Aim:
Transcribe the listing exactly, leaving out every picture.

Provided information:
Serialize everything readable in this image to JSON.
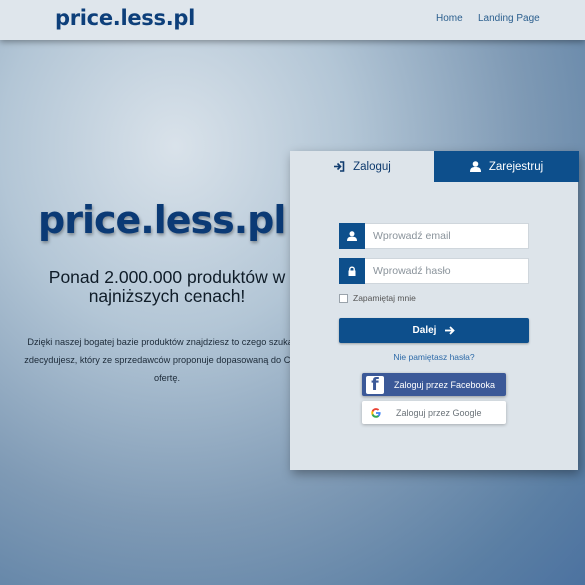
{
  "nav": {
    "brand": "price.less.pl",
    "links": [
      {
        "label": "Home"
      },
      {
        "label": "Landing Page"
      }
    ]
  },
  "hero": {
    "title": "price.less.pl",
    "subtitle": "Ponad 2.000.000 produktów w najniższych cenach!",
    "description": "Dzięki naszej bogatej bazie produktów znajdziesz to czego szukasz i zdecydujesz, który ze sprzedawców proponuje dopasowaną do Ciebie ofertę."
  },
  "auth": {
    "tabs": [
      {
        "label": "Zaloguj",
        "icon": "sign-in-icon",
        "active": true
      },
      {
        "label": "Zarejestruj",
        "icon": "user-icon",
        "active": false
      }
    ],
    "email": {
      "placeholder": "Wprowadź email",
      "value": "",
      "icon": "user-icon"
    },
    "password": {
      "placeholder": "Wprowadź hasło",
      "value": "",
      "icon": "lock-icon"
    },
    "remember_label": "Zapamiętaj mnie",
    "submit_label": "Dalej",
    "forgot_label": "Nie pamiętasz hasła?",
    "facebook_label": "Zaloguj przez Facebooka",
    "google_label": "Zaloguj przez Google"
  },
  "colors": {
    "primary": "#0d4f8c",
    "brand_text": "#0d3f7a",
    "facebook": "#3b5998",
    "card_bg": "#dde4ea"
  }
}
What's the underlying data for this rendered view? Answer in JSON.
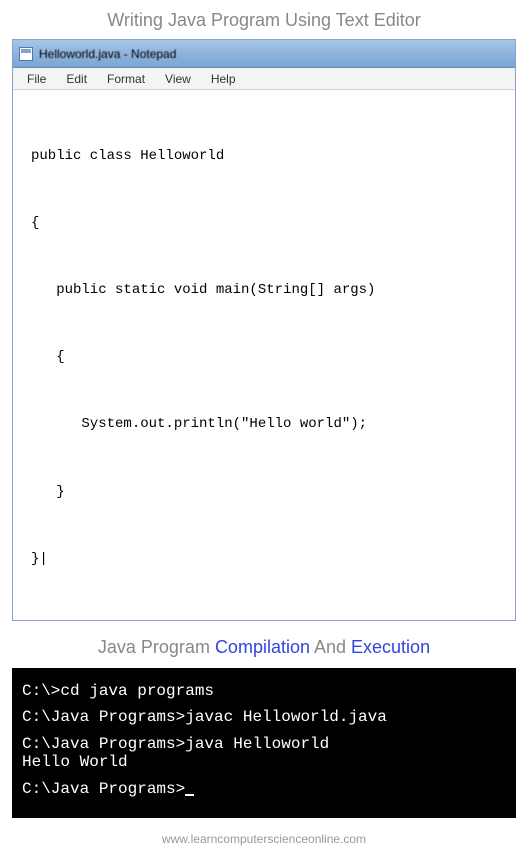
{
  "header": {
    "title": "Writing Java Program Using Text Editor"
  },
  "notepad": {
    "window_title": "Helloworld.java - Notepad",
    "menu": [
      "File",
      "Edit",
      "Format",
      "View",
      "Help"
    ],
    "code": [
      "public class Helloworld",
      "{",
      "   public static void main(String[] args)",
      "   {",
      "      System.out.println(\"Hello world\");",
      "   }",
      "}|"
    ]
  },
  "section2": {
    "prefix": "Java Program ",
    "compilation": "Compilation",
    "and": " And ",
    "execution": "Execution"
  },
  "terminal": {
    "lines": [
      {
        "text": "C:\\>cd java programs",
        "spacer": true
      },
      {
        "text": "C:\\Java Programs>javac Helloworld.java",
        "spacer": true
      },
      {
        "text": "C:\\Java Programs>java Helloworld",
        "spacer": false
      },
      {
        "text": "Hello World",
        "spacer": true
      }
    ],
    "prompt": "C:\\Java Programs>"
  },
  "footer": {
    "url": "www.learncomputerscienceonline.com"
  }
}
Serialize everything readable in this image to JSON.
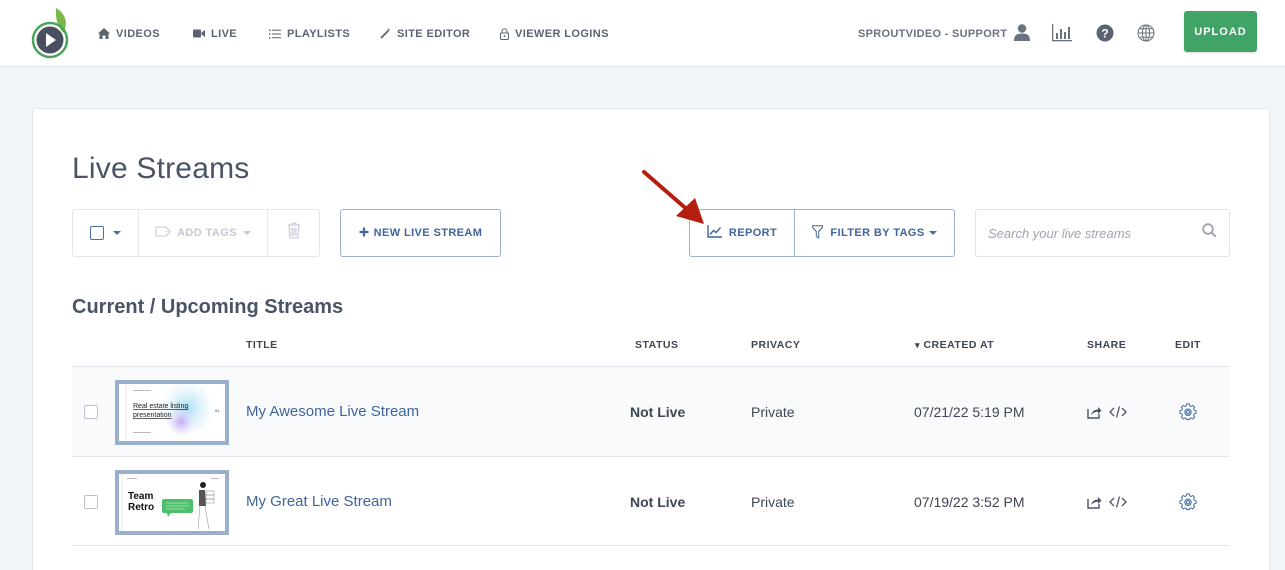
{
  "header": {
    "logo_alt": "SproutVideo",
    "nav": [
      {
        "label": "VIDEOS",
        "icon": "home-icon"
      },
      {
        "label": "LIVE",
        "icon": "video-camera-icon"
      },
      {
        "label": "PLAYLISTS",
        "icon": "list-icon"
      },
      {
        "label": "SITE EDITOR",
        "icon": "magic-wand-icon"
      },
      {
        "label": "VIEWER LOGINS",
        "icon": "lock-icon"
      }
    ],
    "account_label": "SPROUTVIDEO - SUPPORT",
    "upload_label": "UPLOAD",
    "colors": {
      "upload": "#3fa466",
      "accent": "#3f659c"
    }
  },
  "page": {
    "title": "Live Streams",
    "toolbar": {
      "add_tags_label": "ADD TAGS",
      "new_stream_label": "NEW LIVE STREAM",
      "report_label": "REPORT",
      "filter_label": "FILTER BY TAGS",
      "search_placeholder": "Search your live streams",
      "search_value": ""
    },
    "section_title": "Current / Upcoming Streams",
    "columns": {
      "title": "TITLE",
      "status": "STATUS",
      "privacy": "PRIVACY",
      "created_at": "CREATED AT",
      "share": "SHARE",
      "edit": "EDIT"
    },
    "sort": {
      "column": "created_at",
      "direction": "desc",
      "indicator": "▾"
    },
    "streams": [
      {
        "title": "My Awesome Live Stream",
        "status": "Not Live",
        "privacy": "Private",
        "created_at": "07/21/22 5:19 PM",
        "thumbnail_text": "Real estate listing presentation"
      },
      {
        "title": "My Great Live Stream",
        "status": "Not Live",
        "privacy": "Private",
        "created_at": "07/19/22 3:52 PM",
        "thumbnail_text": "Team Retro"
      }
    ]
  }
}
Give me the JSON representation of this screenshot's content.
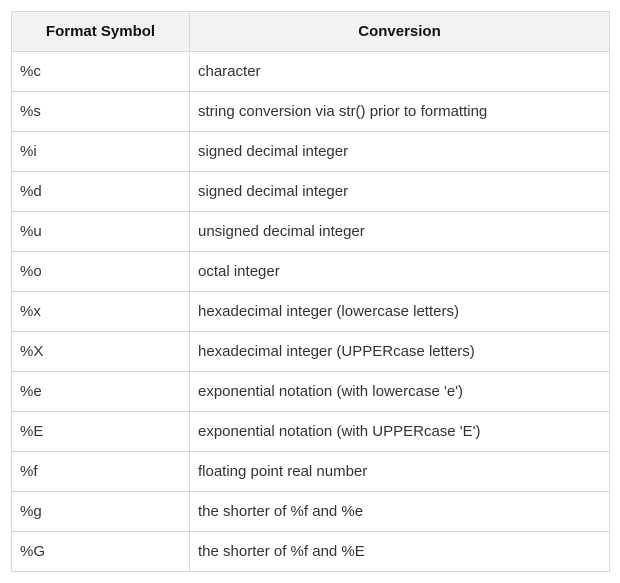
{
  "table": {
    "headers": [
      "Format Symbol",
      "Conversion"
    ],
    "rows": [
      [
        "%c",
        "character"
      ],
      [
        "%s",
        "string conversion via str() prior to formatting"
      ],
      [
        "%i",
        "signed decimal integer"
      ],
      [
        "%d",
        "signed decimal integer"
      ],
      [
        "%u",
        "unsigned decimal integer"
      ],
      [
        "%o",
        "octal integer"
      ],
      [
        "%x",
        "hexadecimal integer (lowercase letters)"
      ],
      [
        "%X",
        "hexadecimal integer (UPPERcase letters)"
      ],
      [
        "%e",
        "exponential notation (with lowercase 'e')"
      ],
      [
        "%E",
        "exponential notation (with UPPERcase 'E')"
      ],
      [
        "%f",
        "floating point real number"
      ],
      [
        "%g",
        "the shorter of %f and %e"
      ],
      [
        "%G",
        "the shorter of %f and %E"
      ]
    ]
  },
  "colors": {
    "header_bg": "#f2f2f2",
    "border": "#d8d8d8",
    "text": "#333333"
  }
}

Complete output:
Serialize everything readable in this image to JSON.
{
  "nav": {
    "brand": "price.less.pl",
    "links": [
      {
        "label": "Home"
      },
      {
        "label": "Landing Page"
      }
    ]
  },
  "hero": {
    "title": "price.less.pl",
    "subtitle": "Ponad 2.000.000 produktów w najniższych cenach!",
    "description": "Dzięki naszej bogatej bazie produktów znajdziesz to czego szukasz i zdecydujesz, który ze sprzedawców proponuje dopasowaną do Ciebie ofertę."
  },
  "auth": {
    "tabs": [
      {
        "label": "Zaloguj",
        "icon": "sign-in-icon",
        "active": true
      },
      {
        "label": "Zarejestruj",
        "icon": "user-icon",
        "active": false
      }
    ],
    "email": {
      "placeholder": "Wprowadź email",
      "value": "",
      "icon": "user-icon"
    },
    "password": {
      "placeholder": "Wprowadź hasło",
      "value": "",
      "icon": "lock-icon"
    },
    "remember_label": "Zapamiętaj mnie",
    "submit_label": "Dalej",
    "forgot_label": "Nie pamiętasz hasła?",
    "facebook_label": "Zaloguj przez Facebooka",
    "google_label": "Zaloguj przez Google"
  },
  "colors": {
    "primary": "#0d4f8c",
    "brand_text": "#0d3f7a",
    "facebook": "#3b5998",
    "card_bg": "#dde4ea"
  }
}
What's the underlying data for this rendered view? Answer in JSON.
{
  "header": {
    "title": "Writing Java Program Using Text Editor"
  },
  "notepad": {
    "window_title": "Helloworld.java - Notepad",
    "menu": [
      "File",
      "Edit",
      "Format",
      "View",
      "Help"
    ],
    "code": [
      "public class Helloworld",
      "{",
      "   public static void main(String[] args)",
      "   {",
      "      System.out.println(\"Hello world\");",
      "   }",
      "}|"
    ]
  },
  "section2": {
    "prefix": "Java Program ",
    "compilation": "Compilation",
    "and": " And ",
    "execution": "Execution"
  },
  "terminal": {
    "lines": [
      {
        "text": "C:\\>cd java programs",
        "spacer": true
      },
      {
        "text": "C:\\Java Programs>javac Helloworld.java",
        "spacer": true
      },
      {
        "text": "C:\\Java Programs>java Helloworld",
        "spacer": false
      },
      {
        "text": "Hello World",
        "spacer": true
      }
    ],
    "prompt": "C:\\Java Programs>"
  },
  "footer": {
    "url": "www.learncomputerscienceonline.com"
  }
}
Serialize everything readable in this image to JSON.
{
  "header": {
    "logo_alt": "SproutVideo",
    "nav": [
      {
        "label": "VIDEOS",
        "icon": "home-icon"
      },
      {
        "label": "LIVE",
        "icon": "video-camera-icon"
      },
      {
        "label": "PLAYLISTS",
        "icon": "list-icon"
      },
      {
        "label": "SITE EDITOR",
        "icon": "magic-wand-icon"
      },
      {
        "label": "VIEWER LOGINS",
        "icon": "lock-icon"
      }
    ],
    "account_label": "SPROUTVIDEO - SUPPORT",
    "upload_label": "UPLOAD",
    "colors": {
      "upload": "#3fa466",
      "accent": "#3f659c"
    }
  },
  "page": {
    "title": "Live Streams",
    "toolbar": {
      "add_tags_label": "ADD TAGS",
      "new_stream_label": "NEW LIVE STREAM",
      "report_label": "REPORT",
      "filter_label": "FILTER BY TAGS",
      "search_placeholder": "Search your live streams",
      "search_value": ""
    },
    "section_title": "Current / Upcoming Streams",
    "columns": {
      "title": "TITLE",
      "status": "STATUS",
      "privacy": "PRIVACY",
      "created_at": "CREATED AT",
      "share": "SHARE",
      "edit": "EDIT"
    },
    "sort": {
      "column": "created_at",
      "direction": "desc",
      "indicator": "▾"
    },
    "streams": [
      {
        "title": "My Awesome Live Stream",
        "status": "Not Live",
        "privacy": "Private",
        "created_at": "07/21/22 5:19 PM",
        "thumbnail_text": "Real estate listing presentation"
      },
      {
        "title": "My Great Live Stream",
        "status": "Not Live",
        "privacy": "Private",
        "created_at": "07/19/22 3:52 PM",
        "thumbnail_text": "Team Retro"
      }
    ]
  }
}
Give me the JSON representation of this screenshot's content.
{
  "table": {
    "headers": [
      "Format Symbol",
      "Conversion"
    ],
    "rows": [
      [
        "%c",
        "character"
      ],
      [
        "%s",
        "string conversion via str() prior to formatting"
      ],
      [
        "%i",
        "signed decimal integer"
      ],
      [
        "%d",
        "signed decimal integer"
      ],
      [
        "%u",
        "unsigned decimal integer"
      ],
      [
        "%o",
        "octal integer"
      ],
      [
        "%x",
        "hexadecimal integer (lowercase letters)"
      ],
      [
        "%X",
        "hexadecimal integer (UPPERcase letters)"
      ],
      [
        "%e",
        "exponential notation (with lowercase 'e')"
      ],
      [
        "%E",
        "exponential notation (with UPPERcase 'E')"
      ],
      [
        "%f",
        "floating point real number"
      ],
      [
        "%g",
        "the shorter of %f and %e"
      ],
      [
        "%G",
        "the shorter of %f and %E"
      ]
    ]
  },
  "colors": {
    "header_bg": "#f2f2f2",
    "border": "#d8d8d8",
    "text": "#333333"
  }
}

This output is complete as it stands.